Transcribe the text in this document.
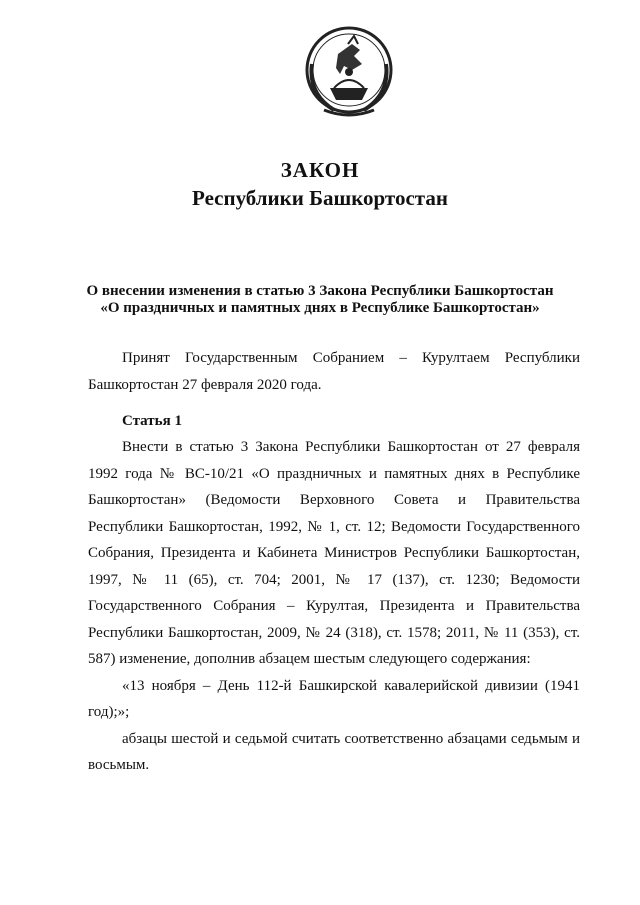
ЗАКОН
Республики Башкортостан
О внесении изменения в статью 3 Закона Республики Башкортостан
«О праздничных и памятных днях в Республике Башкортостан»
Принят Государственным Собранием – Курултаем Республики Башкортостан 27 февраля 2020 года.
Статья 1

Внести в статью 3 Закона Республики Башкортостан от 27 февраля 1992 года № ВС-10/21 «О праздничных и памятных днях в Республике Башкортостан» (Ведомости Верховного Совета и Правительства Республики Башкортостан, 1992, № 1, ст. 12; Ведомости Государственного Собрания, Президента и Кабинета Министров Республики Башкортостан, 1997, № 11 (65), ст. 704; 2001, № 17 (137), ст. 1230; Ведомости Государственного Собрания – Курултая, Президента и Правительства Республики Башкортостан, 2009, № 24 (318), ст. 1578; 2011, № 11 (353), ст. 587) изменение, дополнив абзацем шестым следующего содержания:

«13 ноября – День 112-й Башкирской кавалерийской дивизии (1941 год);»;

абзацы шестой и седьмой считать соответственно абзацами седьмым и восьмым.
------------------------------------------------------------
Are you able to set down all the lines above exactly, without any pictures?

Transcribe the text in this document.
ЗАКОН
Республики Башкортостан
О внесении изменения в статью 3 Закона Республики Башкортостан
«О праздничных и памятных днях в Республике Башкортостан»
Принят Государственным Собранием – Курултаем Республики Башкортостан 27 февраля 2020 года.
Статья 1

Внести в статью 3 Закона Республики Башкортостан от 27 февраля 1992 года № ВС-10/21 «О праздничных и памятных днях в Республике Башкортостан» (Ведомости Верховного Совета и Правительства Республики Башкортостан, 1992, № 1, ст. 12; Ведомости Государственного Собрания, Президента и Кабинета Министров Республики Башкортостан, 1997, № 11 (65), ст. 704; 2001, № 17 (137), ст. 1230; Ведомости Государственного Собрания – Курултая, Президента и Правительства Республики Башкортостан, 2009, № 24 (318), ст. 1578; 2011, № 11 (353), ст. 587) изменение, дополнив абзацем шестым следующего содержания:

«13 ноября – День 112-й Башкирской кавалерийской дивизии (1941 год);»;

абзацы шестой и седьмой считать соответственно абзацами седьмым и восьмым.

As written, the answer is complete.